── RECORDS FOR THIS EXERCISE ──
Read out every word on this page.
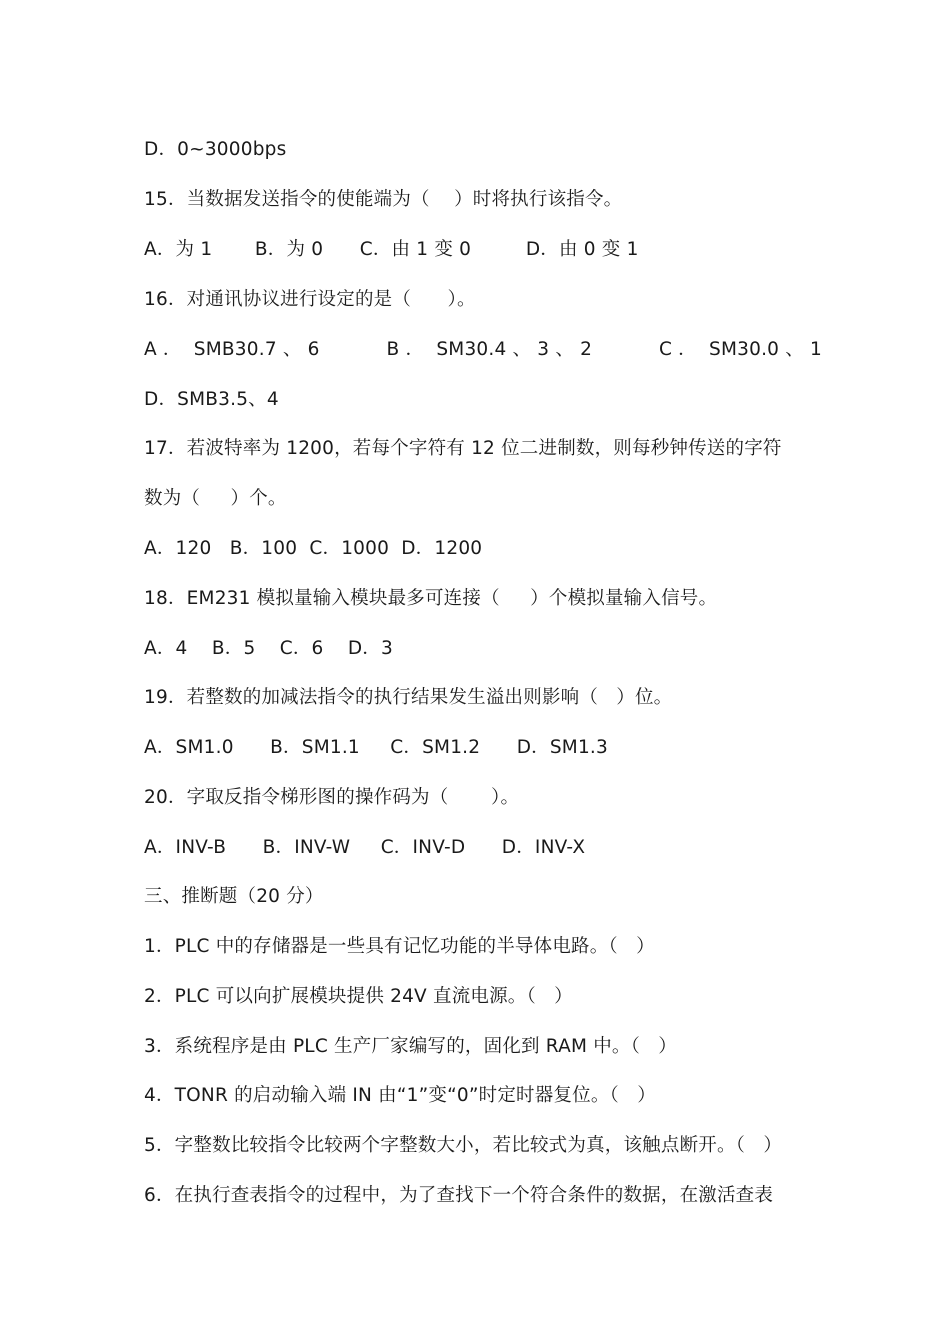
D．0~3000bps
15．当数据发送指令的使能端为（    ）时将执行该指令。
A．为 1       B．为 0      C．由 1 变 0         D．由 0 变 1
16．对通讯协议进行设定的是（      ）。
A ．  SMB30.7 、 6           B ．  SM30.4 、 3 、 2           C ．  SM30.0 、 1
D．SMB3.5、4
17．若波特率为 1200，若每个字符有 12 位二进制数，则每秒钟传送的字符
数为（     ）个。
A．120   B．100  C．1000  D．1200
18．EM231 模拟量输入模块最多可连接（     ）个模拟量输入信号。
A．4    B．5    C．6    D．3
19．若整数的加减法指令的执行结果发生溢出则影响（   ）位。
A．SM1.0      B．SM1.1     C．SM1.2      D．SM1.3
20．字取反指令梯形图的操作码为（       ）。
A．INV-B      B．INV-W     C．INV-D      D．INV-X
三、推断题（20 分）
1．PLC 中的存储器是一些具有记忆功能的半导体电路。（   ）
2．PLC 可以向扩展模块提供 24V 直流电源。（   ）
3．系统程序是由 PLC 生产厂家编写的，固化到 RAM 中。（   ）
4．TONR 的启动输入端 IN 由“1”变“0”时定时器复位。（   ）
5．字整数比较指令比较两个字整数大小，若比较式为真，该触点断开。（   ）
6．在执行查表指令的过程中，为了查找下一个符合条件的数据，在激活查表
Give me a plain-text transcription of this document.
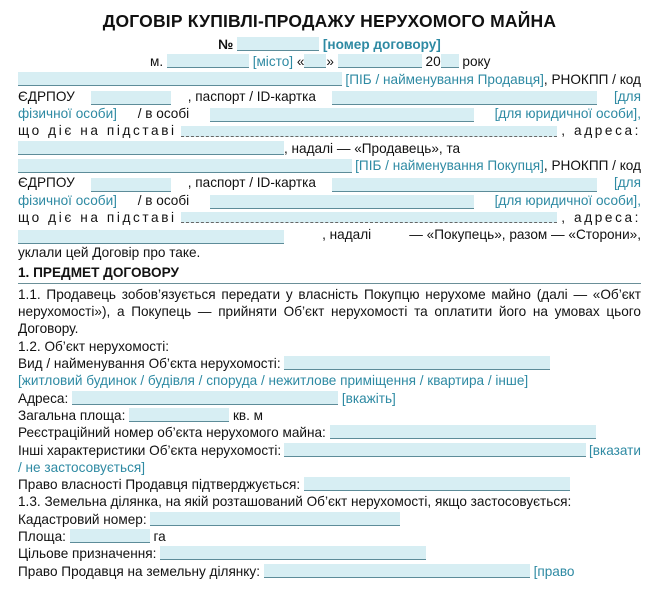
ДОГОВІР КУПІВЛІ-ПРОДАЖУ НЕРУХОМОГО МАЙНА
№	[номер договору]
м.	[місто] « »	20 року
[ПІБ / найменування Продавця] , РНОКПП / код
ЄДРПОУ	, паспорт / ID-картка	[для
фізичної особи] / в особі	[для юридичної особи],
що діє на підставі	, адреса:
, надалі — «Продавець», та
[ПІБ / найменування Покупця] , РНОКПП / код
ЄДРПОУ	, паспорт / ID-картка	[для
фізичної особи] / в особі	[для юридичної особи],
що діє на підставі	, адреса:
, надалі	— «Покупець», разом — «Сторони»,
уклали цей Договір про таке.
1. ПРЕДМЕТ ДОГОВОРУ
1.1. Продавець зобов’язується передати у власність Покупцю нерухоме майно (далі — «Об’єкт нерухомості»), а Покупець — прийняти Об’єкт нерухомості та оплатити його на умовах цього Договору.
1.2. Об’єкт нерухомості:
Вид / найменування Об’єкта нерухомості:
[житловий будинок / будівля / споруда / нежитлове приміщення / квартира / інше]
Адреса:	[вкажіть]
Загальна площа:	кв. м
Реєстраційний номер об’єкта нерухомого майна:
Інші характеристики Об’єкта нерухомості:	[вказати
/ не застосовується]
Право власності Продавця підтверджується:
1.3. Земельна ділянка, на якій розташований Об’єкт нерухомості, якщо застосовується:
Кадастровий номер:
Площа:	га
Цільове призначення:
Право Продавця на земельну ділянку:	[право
───
EXERCISE PROMPT: Each line of the material must be retyped exactly, except that images are omitted.

COMPLETE OUTPUT:
Read out every word on this page.
D．0~3000bps
15．当数据发送指令的使能端为（    ）时将执行该指令。
A．为 1       B．为 0      C．由 1 变 0         D．由 0 变 1
16．对通讯协议进行设定的是（      ）。
A ．  SMB30.7 、 6           B ．  SM30.4 、 3 、 2           C ．  SM30.0 、 1
D．SMB3.5、4
17．若波特率为 1200，若每个字符有 12 位二进制数，则每秒钟传送的字符
数为（     ）个。
A．120   B．100  C．1000  D．1200
18．EM231 模拟量输入模块最多可连接（     ）个模拟量输入信号。
A．4    B．5    C．6    D．3
19．若整数的加减法指令的执行结果发生溢出则影响（   ）位。
A．SM1.0      B．SM1.1     C．SM1.2      D．SM1.3
20．字取反指令梯形图的操作码为（       ）。
A．INV-B      B．INV-W     C．INV-D      D．INV-X
三、推断题（20 分）
1．PLC 中的存储器是一些具有记忆功能的半导体电路。（   ）
2．PLC 可以向扩展模块提供 24V 直流电源。（   ）
3．系统程序是由 PLC 生产厂家编写的，固化到 RAM 中。（   ）
4．TONR 的启动输入端 IN 由“1”变“0”时定时器复位。（   ）
5．字整数比较指令比较两个字整数大小，若比较式为真，该触点断开。（   ）
6．在执行查表指令的过程中，为了查找下一个符合条件的数据，在激活查表
Give me a plain-text transcription of this document.
ДОГОВІР КУПІВЛІ-ПРОДАЖУ НЕРУХОМОГО МАЙНА
№	[номер договору]
м.	[місто] « »	20 року
[ПІБ / найменування Продавця] , РНОКПП / код
ЄДРПОУ	, паспорт / ID-картка	[для
фізичної особи] / в особі	[для юридичної особи],
що діє на підставі	, адреса:
, надалі — «Продавець», та
[ПІБ / найменування Покупця] , РНОКПП / код
ЄДРПОУ	, паспорт / ID-картка	[для
фізичної особи] / в особі	[для юридичної особи],
що діє на підставі	, адреса:
, надалі	— «Покупець», разом — «Сторони»,
уклали цей Договір про таке.
1. ПРЕДМЕТ ДОГОВОРУ
1.1. Продавець зобов’язується передати у власність Покупцю нерухоме майно (далі — «Об’єкт нерухомості»), а Покупець — прийняти Об’єкт нерухомості та оплатити його на умовах цього Договору.
1.2. Об’єкт нерухомості:
Вид / найменування Об’єкта нерухомості:
[житловий будинок / будівля / споруда / нежитлове приміщення / квартира / інше]
Адреса:	[вкажіть]
Загальна площа:	кв. м
Реєстраційний номер об’єкта нерухомого майна:
Інші характеристики Об’єкта нерухомості:	[вказати
/ не застосовується]
Право власності Продавця підтверджується:
1.3. Земельна ділянка, на якій розташований Об’єкт нерухомості, якщо застосовується:
Кадастровий номер:
Площа:	га
Цільове призначення:
Право Продавця на земельну ділянку:	[право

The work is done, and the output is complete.